── PROVIDED DATA ──

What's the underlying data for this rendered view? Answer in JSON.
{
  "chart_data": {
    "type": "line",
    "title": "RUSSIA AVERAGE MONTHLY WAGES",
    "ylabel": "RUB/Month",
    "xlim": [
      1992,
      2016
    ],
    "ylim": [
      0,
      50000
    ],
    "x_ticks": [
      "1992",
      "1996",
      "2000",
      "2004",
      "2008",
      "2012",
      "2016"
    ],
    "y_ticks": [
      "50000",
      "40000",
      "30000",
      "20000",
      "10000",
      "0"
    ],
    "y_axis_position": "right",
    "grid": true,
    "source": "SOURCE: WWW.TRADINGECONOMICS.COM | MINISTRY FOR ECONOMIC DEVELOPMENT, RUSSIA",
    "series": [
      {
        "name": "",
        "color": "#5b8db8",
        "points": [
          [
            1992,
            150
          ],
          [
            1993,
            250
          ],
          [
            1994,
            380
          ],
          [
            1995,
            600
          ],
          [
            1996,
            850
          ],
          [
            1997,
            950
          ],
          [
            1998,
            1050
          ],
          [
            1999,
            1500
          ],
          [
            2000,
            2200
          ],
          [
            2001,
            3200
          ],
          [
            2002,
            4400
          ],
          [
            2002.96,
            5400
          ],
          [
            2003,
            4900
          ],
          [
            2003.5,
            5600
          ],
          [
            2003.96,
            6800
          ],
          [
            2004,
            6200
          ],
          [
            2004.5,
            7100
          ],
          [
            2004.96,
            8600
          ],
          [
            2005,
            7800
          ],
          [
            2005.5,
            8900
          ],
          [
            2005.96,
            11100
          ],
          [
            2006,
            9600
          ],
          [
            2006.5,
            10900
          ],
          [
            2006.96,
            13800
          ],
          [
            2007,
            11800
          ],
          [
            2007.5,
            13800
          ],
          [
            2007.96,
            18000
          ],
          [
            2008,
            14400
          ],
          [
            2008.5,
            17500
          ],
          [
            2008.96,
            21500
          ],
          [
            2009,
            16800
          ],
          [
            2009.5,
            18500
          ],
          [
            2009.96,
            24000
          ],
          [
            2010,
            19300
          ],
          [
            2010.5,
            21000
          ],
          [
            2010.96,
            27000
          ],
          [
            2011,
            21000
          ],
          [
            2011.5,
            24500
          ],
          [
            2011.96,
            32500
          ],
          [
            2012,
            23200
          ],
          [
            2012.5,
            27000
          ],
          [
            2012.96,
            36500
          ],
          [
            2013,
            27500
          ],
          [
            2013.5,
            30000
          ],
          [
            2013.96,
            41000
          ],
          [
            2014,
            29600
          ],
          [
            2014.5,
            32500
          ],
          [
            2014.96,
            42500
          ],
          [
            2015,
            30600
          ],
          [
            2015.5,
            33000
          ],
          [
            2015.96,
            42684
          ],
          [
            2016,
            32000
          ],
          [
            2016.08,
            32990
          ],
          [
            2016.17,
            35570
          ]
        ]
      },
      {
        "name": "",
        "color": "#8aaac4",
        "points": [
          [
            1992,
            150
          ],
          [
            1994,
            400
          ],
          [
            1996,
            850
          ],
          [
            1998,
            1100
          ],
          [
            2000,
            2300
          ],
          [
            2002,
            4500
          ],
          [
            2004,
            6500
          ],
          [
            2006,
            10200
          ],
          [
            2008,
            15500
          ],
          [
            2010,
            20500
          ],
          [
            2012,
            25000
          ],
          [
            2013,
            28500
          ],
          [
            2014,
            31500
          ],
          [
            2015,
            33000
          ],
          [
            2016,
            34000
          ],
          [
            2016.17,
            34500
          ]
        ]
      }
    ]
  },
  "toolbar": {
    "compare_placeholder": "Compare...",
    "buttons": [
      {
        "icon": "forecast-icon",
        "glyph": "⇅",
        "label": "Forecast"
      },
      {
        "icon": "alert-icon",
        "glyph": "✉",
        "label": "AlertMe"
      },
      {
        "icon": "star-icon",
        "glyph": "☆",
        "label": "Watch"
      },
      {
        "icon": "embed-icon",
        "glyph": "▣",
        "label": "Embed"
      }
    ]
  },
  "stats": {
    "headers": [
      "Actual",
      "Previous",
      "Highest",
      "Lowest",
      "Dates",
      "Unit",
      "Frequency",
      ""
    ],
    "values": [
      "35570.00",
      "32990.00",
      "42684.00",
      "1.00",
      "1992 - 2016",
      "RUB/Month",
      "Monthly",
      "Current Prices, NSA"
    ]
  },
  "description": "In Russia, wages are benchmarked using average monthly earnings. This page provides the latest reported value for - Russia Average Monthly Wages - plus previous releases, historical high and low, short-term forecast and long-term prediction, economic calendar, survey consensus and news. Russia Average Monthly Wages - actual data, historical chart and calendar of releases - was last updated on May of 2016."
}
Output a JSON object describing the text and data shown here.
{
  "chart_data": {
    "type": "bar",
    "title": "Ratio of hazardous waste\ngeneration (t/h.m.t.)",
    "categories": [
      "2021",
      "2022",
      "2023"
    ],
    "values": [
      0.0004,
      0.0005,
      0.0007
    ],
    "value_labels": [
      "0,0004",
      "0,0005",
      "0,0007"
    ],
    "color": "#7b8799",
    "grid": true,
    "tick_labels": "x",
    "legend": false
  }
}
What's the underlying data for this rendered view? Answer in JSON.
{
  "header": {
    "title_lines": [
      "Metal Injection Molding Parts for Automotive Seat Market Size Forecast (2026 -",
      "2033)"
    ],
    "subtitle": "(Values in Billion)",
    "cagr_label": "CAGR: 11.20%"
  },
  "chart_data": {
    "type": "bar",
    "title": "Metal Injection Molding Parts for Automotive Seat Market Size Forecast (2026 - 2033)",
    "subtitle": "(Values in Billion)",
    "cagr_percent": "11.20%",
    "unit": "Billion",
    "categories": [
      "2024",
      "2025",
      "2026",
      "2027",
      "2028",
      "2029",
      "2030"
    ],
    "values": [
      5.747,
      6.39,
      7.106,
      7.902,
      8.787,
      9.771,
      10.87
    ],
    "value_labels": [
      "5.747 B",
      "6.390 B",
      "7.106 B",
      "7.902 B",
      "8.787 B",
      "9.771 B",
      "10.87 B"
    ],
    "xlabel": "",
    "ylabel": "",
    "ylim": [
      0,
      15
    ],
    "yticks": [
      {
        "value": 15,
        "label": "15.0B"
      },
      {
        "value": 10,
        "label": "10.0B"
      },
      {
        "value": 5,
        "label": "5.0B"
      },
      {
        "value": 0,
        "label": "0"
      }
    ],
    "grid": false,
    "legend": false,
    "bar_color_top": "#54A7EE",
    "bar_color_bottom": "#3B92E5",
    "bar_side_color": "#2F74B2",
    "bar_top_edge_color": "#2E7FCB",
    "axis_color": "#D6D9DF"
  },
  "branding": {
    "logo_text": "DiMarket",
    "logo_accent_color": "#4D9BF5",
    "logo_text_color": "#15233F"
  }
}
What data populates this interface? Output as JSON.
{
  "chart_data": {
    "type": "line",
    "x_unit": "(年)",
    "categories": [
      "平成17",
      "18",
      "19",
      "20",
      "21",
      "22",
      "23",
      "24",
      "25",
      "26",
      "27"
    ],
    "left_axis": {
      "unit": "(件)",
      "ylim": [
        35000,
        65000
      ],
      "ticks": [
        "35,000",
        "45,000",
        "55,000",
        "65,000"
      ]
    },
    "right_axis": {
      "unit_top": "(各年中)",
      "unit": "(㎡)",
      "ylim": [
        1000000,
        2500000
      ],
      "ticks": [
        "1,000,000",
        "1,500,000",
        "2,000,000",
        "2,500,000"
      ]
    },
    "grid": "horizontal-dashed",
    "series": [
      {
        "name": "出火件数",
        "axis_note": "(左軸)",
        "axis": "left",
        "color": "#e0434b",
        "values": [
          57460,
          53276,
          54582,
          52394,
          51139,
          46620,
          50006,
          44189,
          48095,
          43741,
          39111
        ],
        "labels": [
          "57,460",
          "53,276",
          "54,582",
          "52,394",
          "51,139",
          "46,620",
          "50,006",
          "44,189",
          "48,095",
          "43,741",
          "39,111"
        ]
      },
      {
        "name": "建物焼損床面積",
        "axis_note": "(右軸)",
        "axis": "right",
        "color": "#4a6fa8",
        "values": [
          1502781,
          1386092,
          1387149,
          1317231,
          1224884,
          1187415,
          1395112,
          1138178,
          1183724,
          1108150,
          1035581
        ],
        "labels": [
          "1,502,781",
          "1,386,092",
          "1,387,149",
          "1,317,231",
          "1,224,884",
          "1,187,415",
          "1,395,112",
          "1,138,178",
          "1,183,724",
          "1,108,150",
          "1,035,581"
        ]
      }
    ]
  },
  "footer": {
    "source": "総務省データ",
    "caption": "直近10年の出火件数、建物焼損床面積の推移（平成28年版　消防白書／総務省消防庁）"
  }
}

───

Find every line in the records above that holds the word "false", and copy each one.

#### EXPECTED ANSWER
    "legend": false
    "grid": false,
    "legend": false,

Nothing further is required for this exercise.